┏━━

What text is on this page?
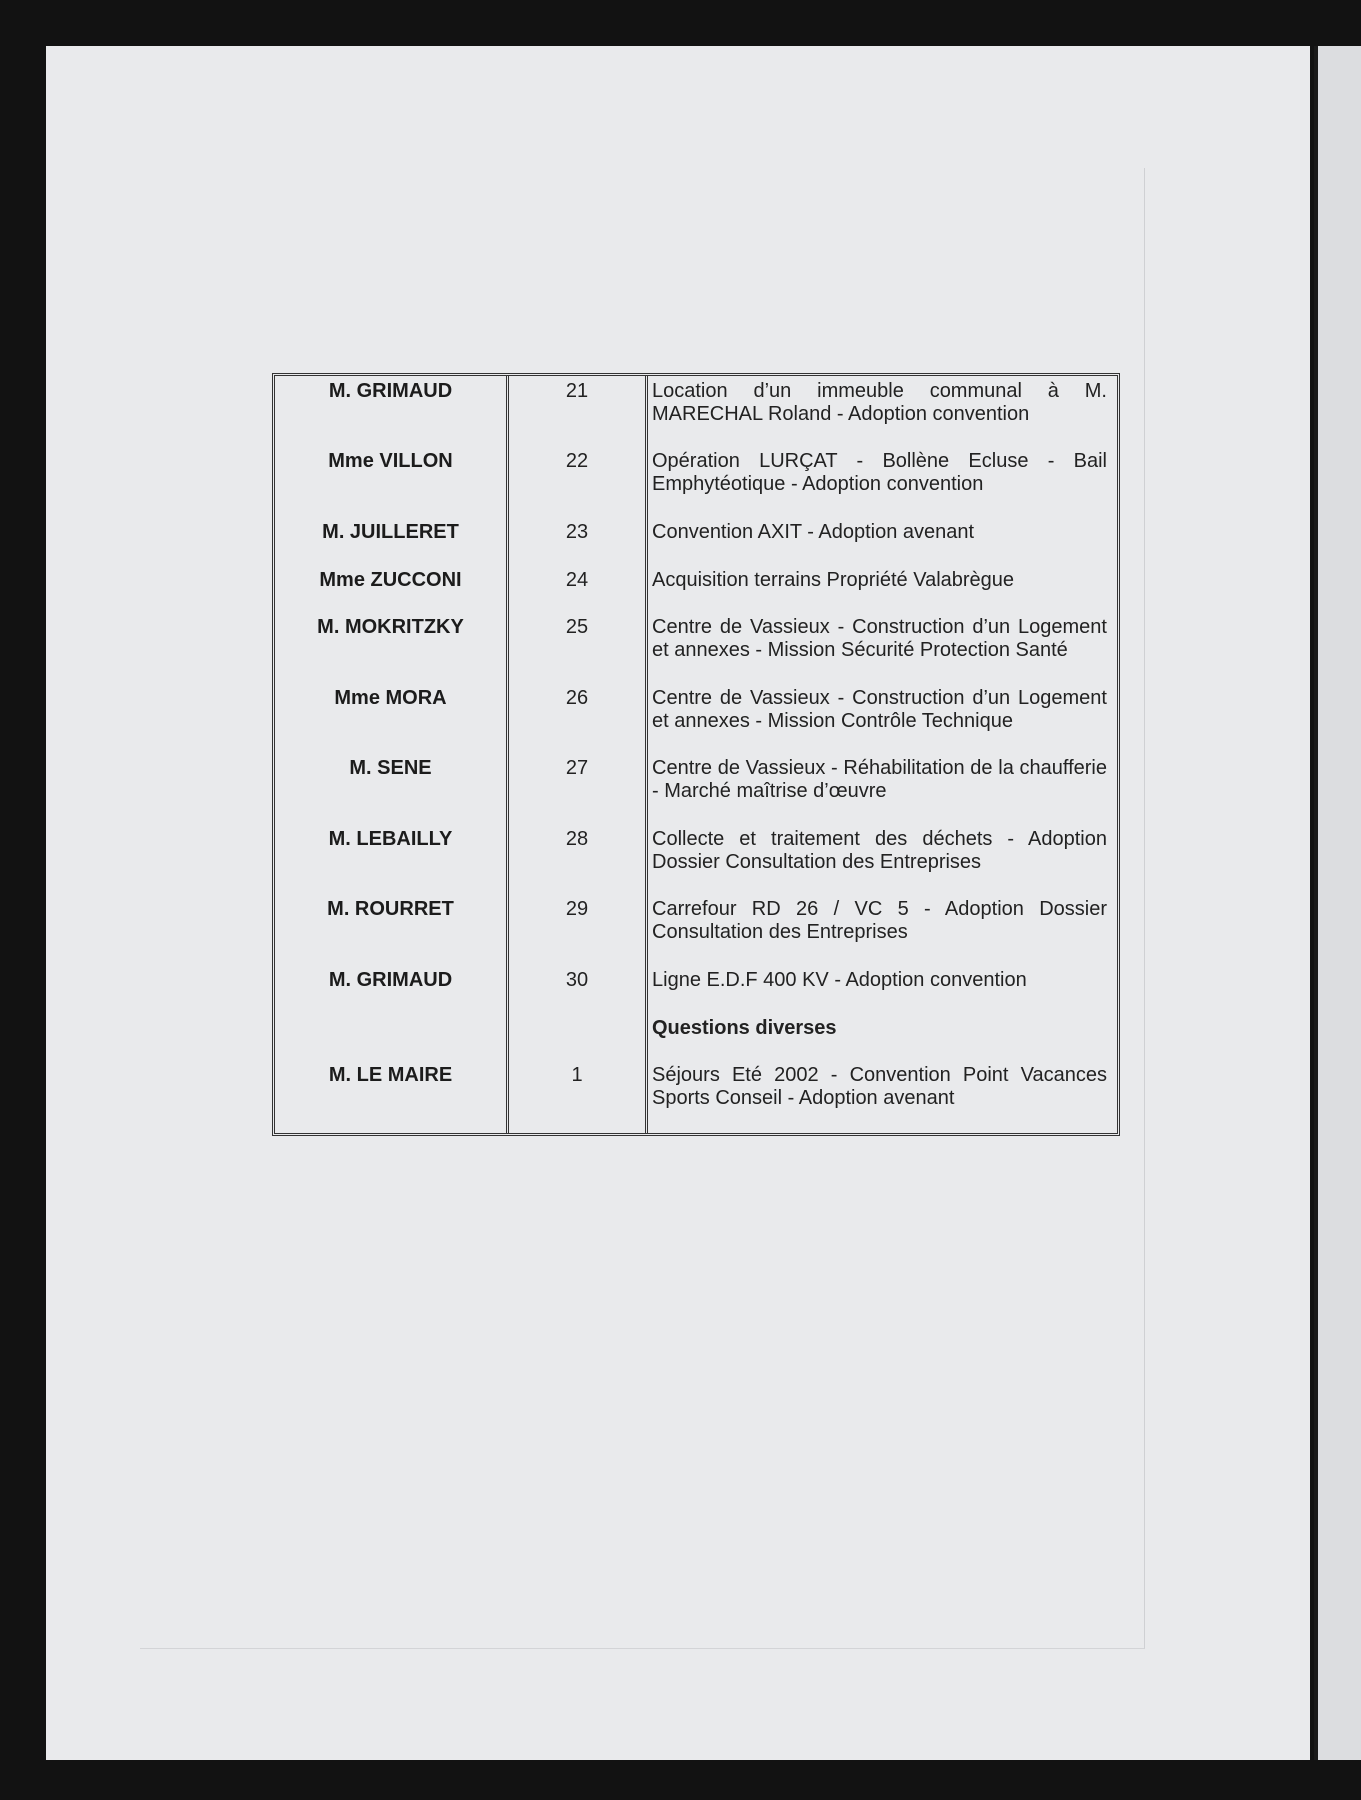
M. GRIMAUD	21	Location d’un immeuble communal à M. MARECHAL Roland - Adoption convention
Mme VILLON	22	Opération LURÇAT - Bollène Ecluse - Bail Emphytéotique - Adoption convention
M. JUILLERET	23	Convention AXIT - Adoption avenant
Mme ZUCCONI	24	Acquisition terrains Propriété Valabrègue
M. MOKRITZKY	25	Centre de Vassieux - Construction d’un Logement et annexes - Mission Sécurité Protection Santé
Mme MORA	26	Centre de Vassieux - Construction d’un Logement et annexes - Mission Contrôle Technique
M. SENE	27	Centre de Vassieux - Réhabilitation de la chaufferie - Marché maîtrise d’œuvre
M. LEBAILLY	28	Collecte et traitement des déchets - Adoption Dossier Consultation des Entreprises
M. ROURRET	29	Carrefour RD 26 / VC 5 - Adoption Dossier Consultation des Entreprises
M. GRIMAUD	30	Ligne E.D.F 400 KV - Adoption convention
Questions diverses
M. LE MAIRE	1	Séjours Eté 2002 - Convention Point Vacances Sports Conseil - Adoption avenant
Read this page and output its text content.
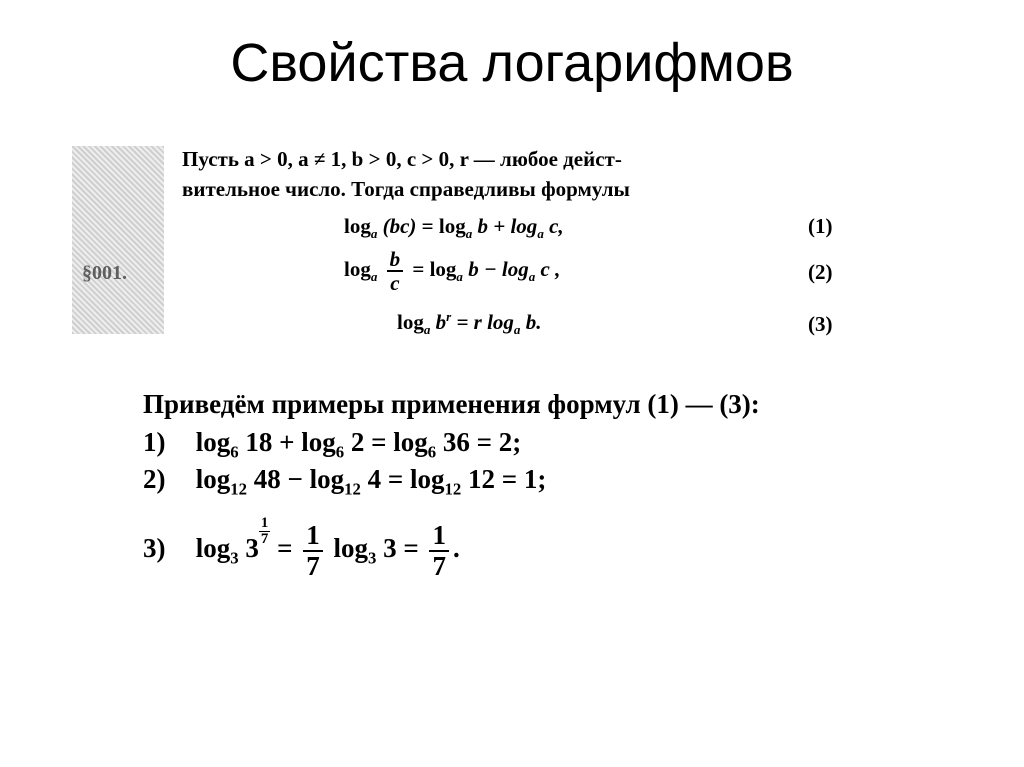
Свойства логарифмов
§001.
Пусть a > 0, a ≠ 1, b > 0, c > 0, r — любое дейст-
вительное число. Тогда справедливы формулы
$\log_a (bc) = \log_a b + \log_a c$,	(1)
$\log_a \frac{b}{c} = \log_a b - \log_a c$ ,	(2)
$\log_a b^r = r$ $\log_a b$.	(3)
Приведём примеры применения формул (1) — (3):
1) $\log_6 18 + \log_6 2 = \log_6 36 = 2$;
2) $\log_{12} 48 - \log_{12} 4 = \log_{12} 12 = 1$;
3) $\log_3 3$
$\frac{1}{7}$
= $\frac{1}{7} \log_3 3 = \frac{1}{7}$ .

┗━━

TASK REQUIREMENTS: Search the lines for the string "Adoption" and copy every line that has it.

RESULT BELOW:
M. GRIMAUD	21	Location d’un immeuble communal à M. MARECHAL Roland - Adoption convention
Mme VILLON	22	Opération LURÇAT - Bollène Ecluse - Bail Emphytéotique - Adoption convention
M. JUILLERET	23	Convention AXIT - Adoption avenant
M. LEBAILLY	28	Collecte et traitement des déchets - Adoption Dossier Consultation des Entreprises
M. ROURRET	29	Carrefour RD 26 / VC 5 - Adoption Dossier Consultation des Entreprises
M. GRIMAUD	30	Ligne E.D.F 400 KV - Adoption convention
M. LE MAIRE	1	Séjours Eté 2002 - Convention Point Vacances Sports Conseil - Adoption avenant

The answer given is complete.